Description of the task: Return the listing below exactly, with the pictures dropped.

Data records:
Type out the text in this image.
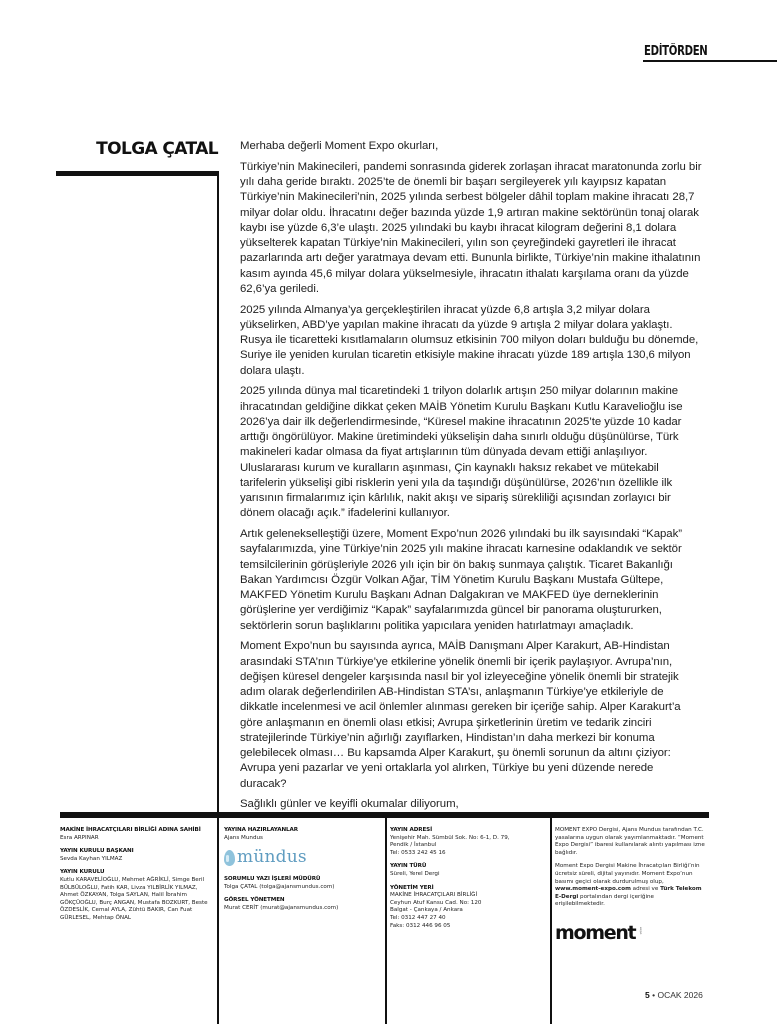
EDİTÖRDEN
TOLGA ÇATAL Merhaba değerli Moment Expo okurları,

Türkiye’nin Makinecileri, pandemi sonrasında giderek zorlaşan ihracat maratonunda zorlu bir yılı daha geride bıraktı. 2025’te de önemli bir başarı sergileyerek yılı kayıpsız kapatan Türkiye’nin Makinecileri’nin, 2025 yılında serbest bölgeler dâhil toplam makine ihracatı 28,7 milyar dolar oldu. İhracatını değer bazında yüzde 1,9 artıran makine sektörünün tonaj olarak kaybı ise yüzde 6,3’e ulaştı. 2025 yılındaki bu kaybı ihracat kilogram değerini 8,1 dolara yükselterek kapatan Türkiye’nin Makinecileri, yılın son çeyreğindeki gayretleri ile ihracat pazarlarında artı değer yaratmaya devam etti. Bununla birlikte, Türkiye’nin makine ithalatının kasım ayında 45,6 milyar dolara yükselmesiyle, ihracatın ithalatı karşılama oranı da yüzde 62,6’ya geriledi.

2025 yılında Almanya’ya gerçekleştirilen ihracat yüzde 6,8 artışla 3,2 milyar dolara yükselirken, ABD’ye yapılan makine ihracatı da yüzde 9 artışla 2 milyar dolara yaklaştı. Rusya ile ticaretteki kısıtlamaların olumsuz etkisinin 700 milyon doları bulduğu bu dönemde, Suriye ile yeniden kurulan ticaretin etkisiyle makine ihracatı yüzde 189 artışla 130,6 milyon dolara ulaştı.

2025 yılında dünya mal ticaretindeki 1 trilyon dolarlık artışın 250 milyar dolarının makine ihracatından geldiğine dikkat çeken MAİB Yönetim Kurulu Başkanı Kutlu Karavelioğlu ise 2026’ya dair ilk değerlendirmesinde, “Küresel makine ihracatının 2025’te yüzde 10 kadar arttığı öngörülüyor. Makine üretimindeki yükselişin daha sınırlı olduğu düşünülürse, Türk makineleri kadar olmasa da fiyat artışlarının tüm dünyada devam ettiği anlaşılıyor. Uluslararası kurum ve kuralların aşınması, Çin kaynaklı haksız rekabet ve mütekabil tarifelerin yükselişi gibi risklerin yeni yıla da taşındığı düşünülürse, 2026’nın özellikle ilk yarısının firmalarımız için kârlılık, nakit akışı ve sipariş sürekliliği açısından zorlayıcı bir dönem olacağı açık.” ifadelerini kullanıyor.

Artık gelenekselleştiği üzere, Moment Expo’nun 2026 yılındaki bu ilk sayısındaki “Kapak” sayfalarımızda, yine Türkiye’nin 2025 yılı makine ihracatı karnesine odaklandık ve sektör temsilcilerinin görüşleriyle 2026 yılı için bir ön bakış sunmaya çalıştık. Ticaret Bakanlığı Bakan Yardımcısı Özgür Volkan Ağar, TİM Yönetim Kurulu Başkanı Mustafa Gültepe, MAKFED Yönetim Kurulu Başkanı Adnan Dalgakıran ve MAKFED üye derneklerinin görüşlerine yer verdiğimiz “Kapak” sayfalarımızda güncel bir panorama oluştururken, sektörlerin sorun başlıklarını politika yapıcılara yeniden hatırlatmayı amaçladık.

Moment Expo’nun bu sayısında ayrıca, MAİB Danışmanı Alper Karakurt, AB-Hindistan arasındaki STA’nın Türkiye’ye etkilerine yönelik önemli bir içerik paylaşıyor. Avrupa’nın, değişen küresel dengeler karşısında nasıl bir yol izleyeceğine yönelik önemli bir stratejik adım olarak değerlendirilen AB-Hindistan STA’sı, anlaşmanın Türkiye’ye etkileriyle de dikkatle incelenmesi ve acil önlemler alınması gereken bir içeriğe sahip. Alper Karakurt’a göre anlaşmanın en önemli olası etkisi; Avrupa şirketlerinin üretim ve tedarik zinciri stratejilerinde Türkiye’nin ağırlığı zayıflarken, Hindistan’ın daha merkezi bir konuma gelebilecek olması… Bu kapsamda Alper Karakurt, şu önemli sorunun da altını çiziyor: Avrupa yeni pazarlar ve yeni ortaklarla yol alırken, Türkiye bu yeni düzende nerede duracak?

Sağlıklı günler ve keyifli okumalar diliyorum,

MAKİNE İHRACATÇILARI BİRLİĞİ ADINA SAHİBİ
Esra ARPINAR
YAYIN KURULU BAŞKANI
Sevda Kayhan YILMAZ
YAYIN KURULU
Kutlu KARAVELİOĞLU, Mehmet AĞRİKLİ, Simge Beril BÜLBÜLOĞLU, Fatih KAR, Livza YILBİRLİK YILMAZ, Ahmet ÖZKAYAN, Tolga SAYLAN, Halil İbrahim GÖKÇÜOĞLU, Burç ANGAN, Mustafa BOZKURT, Beste ÖZDESLİK, Cemal AYLA, Zühtü BAKIR, Can Fuat GÜRLESEL, Mehtap ÖNAL
YAYINA HAZIRLAYANLAR
Ajans Mundus
mündus
SORUMLU YAZI İŞLERİ MÜDÜRÜ
Tolga ÇATAL (tolga@ajansmundus.com)
GÖRSEL YÖNETMEN
Murat CERİT (murat@ajansmundus.com)
YAYIN ADRESİ
Yenişehir Mah. Sümbül Sok. No: 6-1, D. 79,
Pendik / İstanbul
Tel: 0533 242 45 16
YAYIN TÜRÜ
Süreli, Yerel Dergi
YÖNETİM YERİ
MAKİNE İHRACATÇILARI BİRLİĞİ
Ceyhun Atuf Kansu Cad. No: 120
Balgat - Çankaya / Ankara
Tel: 0312 447 27 40
Faks: 0312 446 96 05
MOMENT EXPO Dergisi, Ajans Mundus tarafından T.C. yasalarına uygun olarak yayımlanmaktadır. “Moment Expo Dergisi” ibaresi kullanılarak alıntı yapılması izne bağlıdır.
Moment Expo Dergisi Makine İhracatçıları Birliği’nin ücretsiz süreli, dijital yayınıdır. Moment Expo’nun basımı geçici olarak durdurulmuş olup, www.moment-expo.com adresi ve Türk Telekom E-Dergi portalından dergi içeriğine erişilebilmektedir.
moment	expo
5 • OCAK 2026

Written answer:
Type out the text in this image.
EDİTÖRDEN
TOLGA ÇATAL Merhaba değerli Moment Expo okurları,

Türkiye’nin Makinecileri, pandemi sonrasında giderek zorlaşan ihracat maratonunda zorlu bir yılı daha geride bıraktı. 2025’te de önemli bir başarı sergileyerek yılı kayıpsız kapatan Türkiye’nin Makinecileri’nin, 2025 yılında serbest bölgeler dâhil toplam makine ihracatı 28,7 milyar dolar oldu. İhracatını değer bazında yüzde 1,9 artıran makine sektörünün tonaj olarak kaybı ise yüzde 6,3’e ulaştı. 2025 yılındaki bu kaybı ihracat kilogram değerini 8,1 dolara yükselterek kapatan Türkiye’nin Makinecileri, yılın son çeyreğindeki gayretleri ile ihracat pazarlarında artı değer yaratmaya devam etti. Bununla birlikte, Türkiye’nin makine ithalatının kasım ayında 45,6 milyar dolara yükselmesiyle, ihracatın ithalatı karşılama oranı da yüzde 62,6’ya geriledi.

2025 yılında Almanya’ya gerçekleştirilen ihracat yüzde 6,8 artışla 3,2 milyar dolara yükselirken, ABD’ye yapılan makine ihracatı da yüzde 9 artışla 2 milyar dolara yaklaştı. Rusya ile ticaretteki kısıtlamaların olumsuz etkisinin 700 milyon doları bulduğu bu dönemde, Suriye ile yeniden kurulan ticaretin etkisiyle makine ihracatı yüzde 189 artışla 130,6 milyon dolara ulaştı.

2025 yılında dünya mal ticaretindeki 1 trilyon dolarlık artışın 250 milyar dolarının makine ihracatından geldiğine dikkat çeken MAİB Yönetim Kurulu Başkanı Kutlu Karavelioğlu ise 2026’ya dair ilk değerlendirmesinde, “Küresel makine ihracatının 2025’te yüzde 10 kadar arttığı öngörülüyor. Makine üretimindeki yükselişin daha sınırlı olduğu düşünülürse, Türk makineleri kadar olmasa da fiyat artışlarının tüm dünyada devam ettiği anlaşılıyor. Uluslararası kurum ve kuralların aşınması, Çin kaynaklı haksız rekabet ve mütekabil tarifelerin yükselişi gibi risklerin yeni yıla da taşındığı düşünülürse, 2026’nın özellikle ilk yarısının firmalarımız için kârlılık, nakit akışı ve sipariş sürekliliği açısından zorlayıcı bir dönem olacağı açık.” ifadelerini kullanıyor.

Artık gelenekselleştiği üzere, Moment Expo’nun 2026 yılındaki bu ilk sayısındaki “Kapak” sayfalarımızda, yine Türkiye’nin 2025 yılı makine ihracatı karnesine odaklandık ve sektör temsilcilerinin görüşleriyle 2026 yılı için bir ön bakış sunmaya çalıştık. Ticaret Bakanlığı Bakan Yardımcısı Özgür Volkan Ağar, TİM Yönetim Kurulu Başkanı Mustafa Gültepe, MAKFED Yönetim Kurulu Başkanı Adnan Dalgakıran ve MAKFED üye derneklerinin görüşlerine yer verdiğimiz “Kapak” sayfalarımızda güncel bir panorama oluştururken, sektörlerin sorun başlıklarını politika yapıcılara yeniden hatırlatmayı amaçladık.

Moment Expo’nun bu sayısında ayrıca, MAİB Danışmanı Alper Karakurt, AB-Hindistan arasındaki STA’nın Türkiye’ye etkilerine yönelik önemli bir içerik paylaşıyor. Avrupa’nın, değişen küresel dengeler karşısında nasıl bir yol izleyeceğine yönelik önemli bir stratejik adım olarak değerlendirilen AB-Hindistan STA’sı, anlaşmanın Türkiye’ye etkileriyle de dikkatle incelenmesi ve acil önlemler alınması gereken bir içeriğe sahip. Alper Karakurt’a göre anlaşmanın en önemli olası etkisi; Avrupa şirketlerinin üretim ve tedarik zinciri stratejilerinde Türkiye’nin ağırlığı zayıflarken, Hindistan’ın daha merkezi bir konuma gelebilecek olması… Bu kapsamda Alper Karakurt, şu önemli sorunun da altını çiziyor: Avrupa yeni pazarlar ve yeni ortaklarla yol alırken, Türkiye bu yeni düzende nerede duracak?

Sağlıklı günler ve keyifli okumalar diliyorum,

MAKİNE İHRACATÇILARI BİRLİĞİ ADINA SAHİBİ
Esra ARPINAR
YAYIN KURULU BAŞKANI
Sevda Kayhan YILMAZ
YAYIN KURULU
Kutlu KARAVELİOĞLU, Mehmet AĞRİKLİ, Simge Beril BÜLBÜLOĞLU, Fatih KAR, Livza YILBİRLİK YILMAZ, Ahmet ÖZKAYAN, Tolga SAYLAN, Halil İbrahim GÖKÇÜOĞLU, Burç ANGAN, Mustafa BOZKURT, Beste ÖZDESLİK, Cemal AYLA, Zühtü BAKIR, Can Fuat GÜRLESEL, Mehtap ÖNAL
YAYINA HAZIRLAYANLAR
Ajans Mundus
mündus
SORUMLU YAZI İŞLERİ MÜDÜRÜ
Tolga ÇATAL (tolga@ajansmundus.com)
GÖRSEL YÖNETMEN
Murat CERİT (murat@ajansmundus.com)
YAYIN ADRESİ
Yenişehir Mah. Sümbül Sok. No: 6-1, D. 79,
Pendik / İstanbul
Tel: 0533 242 45 16
YAYIN TÜRÜ
Süreli, Yerel Dergi
YÖNETİM YERİ
MAKİNE İHRACATÇILARI BİRLİĞİ
Ceyhun Atuf Kansu Cad. No: 120
Balgat - Çankaya / Ankara
Tel: 0312 447 27 40
Faks: 0312 446 96 05
MOMENT EXPO Dergisi, Ajans Mundus tarafından T.C. yasalarına uygun olarak yayımlanmaktadır. “Moment Expo Dergisi” ibaresi kullanılarak alıntı yapılması izne bağlıdır.
Moment Expo Dergisi Makine İhracatçıları Birliği’nin ücretsiz süreli, dijital yayınıdır. Moment Expo’nun basımı geçici olarak durdurulmuş olup, www.moment-expo.com adresi ve Türk Telekom E-Dergi portalından dergi içeriğine erişilebilmektedir.
moment	expo
5 • OCAK 2026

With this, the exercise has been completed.